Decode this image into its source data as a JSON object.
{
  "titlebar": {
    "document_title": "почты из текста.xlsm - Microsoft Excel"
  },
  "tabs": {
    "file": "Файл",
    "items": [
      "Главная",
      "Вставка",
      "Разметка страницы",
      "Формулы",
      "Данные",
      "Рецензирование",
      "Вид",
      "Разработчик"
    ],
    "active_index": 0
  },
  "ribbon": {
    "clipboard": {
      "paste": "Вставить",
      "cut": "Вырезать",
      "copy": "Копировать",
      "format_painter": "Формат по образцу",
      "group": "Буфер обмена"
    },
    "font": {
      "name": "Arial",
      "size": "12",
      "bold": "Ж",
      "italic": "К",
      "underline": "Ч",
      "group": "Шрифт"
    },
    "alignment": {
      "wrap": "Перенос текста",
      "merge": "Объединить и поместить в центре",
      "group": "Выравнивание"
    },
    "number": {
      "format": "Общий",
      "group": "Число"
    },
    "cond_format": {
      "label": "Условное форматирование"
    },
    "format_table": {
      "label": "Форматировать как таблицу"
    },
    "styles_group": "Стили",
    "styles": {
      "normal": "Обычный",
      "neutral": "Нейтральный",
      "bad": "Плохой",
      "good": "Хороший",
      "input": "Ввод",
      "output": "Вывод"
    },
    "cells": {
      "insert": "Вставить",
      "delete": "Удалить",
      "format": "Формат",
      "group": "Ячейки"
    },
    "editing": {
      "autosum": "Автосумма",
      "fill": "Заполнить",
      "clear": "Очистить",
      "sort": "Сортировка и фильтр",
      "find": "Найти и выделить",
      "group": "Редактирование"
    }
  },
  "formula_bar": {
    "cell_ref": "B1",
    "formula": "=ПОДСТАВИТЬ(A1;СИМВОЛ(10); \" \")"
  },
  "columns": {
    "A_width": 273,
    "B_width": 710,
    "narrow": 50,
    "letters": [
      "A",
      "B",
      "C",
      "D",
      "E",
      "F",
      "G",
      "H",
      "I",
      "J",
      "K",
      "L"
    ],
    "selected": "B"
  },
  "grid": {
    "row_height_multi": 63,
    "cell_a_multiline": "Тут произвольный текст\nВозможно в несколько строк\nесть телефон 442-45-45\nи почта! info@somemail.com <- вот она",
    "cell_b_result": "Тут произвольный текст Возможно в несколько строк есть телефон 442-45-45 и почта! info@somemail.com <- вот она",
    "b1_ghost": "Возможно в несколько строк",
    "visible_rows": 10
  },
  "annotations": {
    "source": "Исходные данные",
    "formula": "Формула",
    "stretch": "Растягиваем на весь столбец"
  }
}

◆ ◆ ◆ ◆ ◆ ◆ ◆

§ **DIRECTIONS FOR THIS TASK**: Every record should be repeated exactly; please leave none out.

§ **SOLUTION BELOW**:
Decode this image into its source data as a JSON object.
{
  "titlebar": {
    "document_title": "почты из текста.xlsm - Microsoft Excel"
  },
  "tabs": {
    "file": "Файл",
    "items": [
      "Главная",
      "Вставка",
      "Разметка страницы",
      "Формулы",
      "Данные",
      "Рецензирование",
      "Вид",
      "Разработчик"
    ],
    "active_index": 0
  },
  "ribbon": {
    "clipboard": {
      "paste": "Вставить",
      "cut": "Вырезать",
      "copy": "Копировать",
      "format_painter": "Формат по образцу",
      "group": "Буфер обмена"
    },
    "font": {
      "name": "Arial",
      "size": "12",
      "bold": "Ж",
      "italic": "К",
      "underline": "Ч",
      "group": "Шрифт"
    },
    "alignment": {
      "wrap": "Перенос текста",
      "merge": "Объединить и поместить в центре",
      "group": "Выравнивание"
    },
    "number": {
      "format": "Общий",
      "group": "Число"
    },
    "cond_format": {
      "label": "Условное форматирование"
    },
    "format_table": {
      "label": "Форматировать как таблицу"
    },
    "styles_group": "Стили",
    "styles": {
      "normal": "Обычный",
      "neutral": "Нейтральный",
      "bad": "Плохой",
      "good": "Хороший",
      "input": "Ввод",
      "output": "Вывод"
    },
    "cells": {
      "insert": "Вставить",
      "delete": "Удалить",
      "format": "Формат",
      "group": "Ячейки"
    },
    "editing": {
      "autosum": "Автосумма",
      "fill": "Заполнить",
      "clear": "Очистить",
      "sort": "Сортировка и фильтр",
      "find": "Найти и выделить",
      "group": "Редактирование"
    }
  },
  "formula_bar": {
    "cell_ref": "B1",
    "formula": "=ПОДСТАВИТЬ(A1;СИМВОЛ(10); \" \")"
  },
  "columns": {
    "A_width": 273,
    "B_width": 710,
    "narrow": 50,
    "letters": [
      "A",
      "B",
      "C",
      "D",
      "E",
      "F",
      "G",
      "H",
      "I",
      "J",
      "K",
      "L"
    ],
    "selected": "B"
  },
  "grid": {
    "row_height_multi": 63,
    "cell_a_multiline": "Тут произвольный текст\nВозможно в несколько строк\nесть телефон 442-45-45\nи почта! info@somemail.com <- вот она",
    "cell_b_result": "Тут произвольный текст Возможно в несколько строк есть телефон 442-45-45 и почта! info@somemail.com <- вот она",
    "b1_ghost": "Возможно в несколько строк",
    "visible_rows": 10
  },
  "annotations": {
    "source": "Исходные данные",
    "formula": "Формула",
    "stretch": "Растягиваем на весь столбец"
  }
}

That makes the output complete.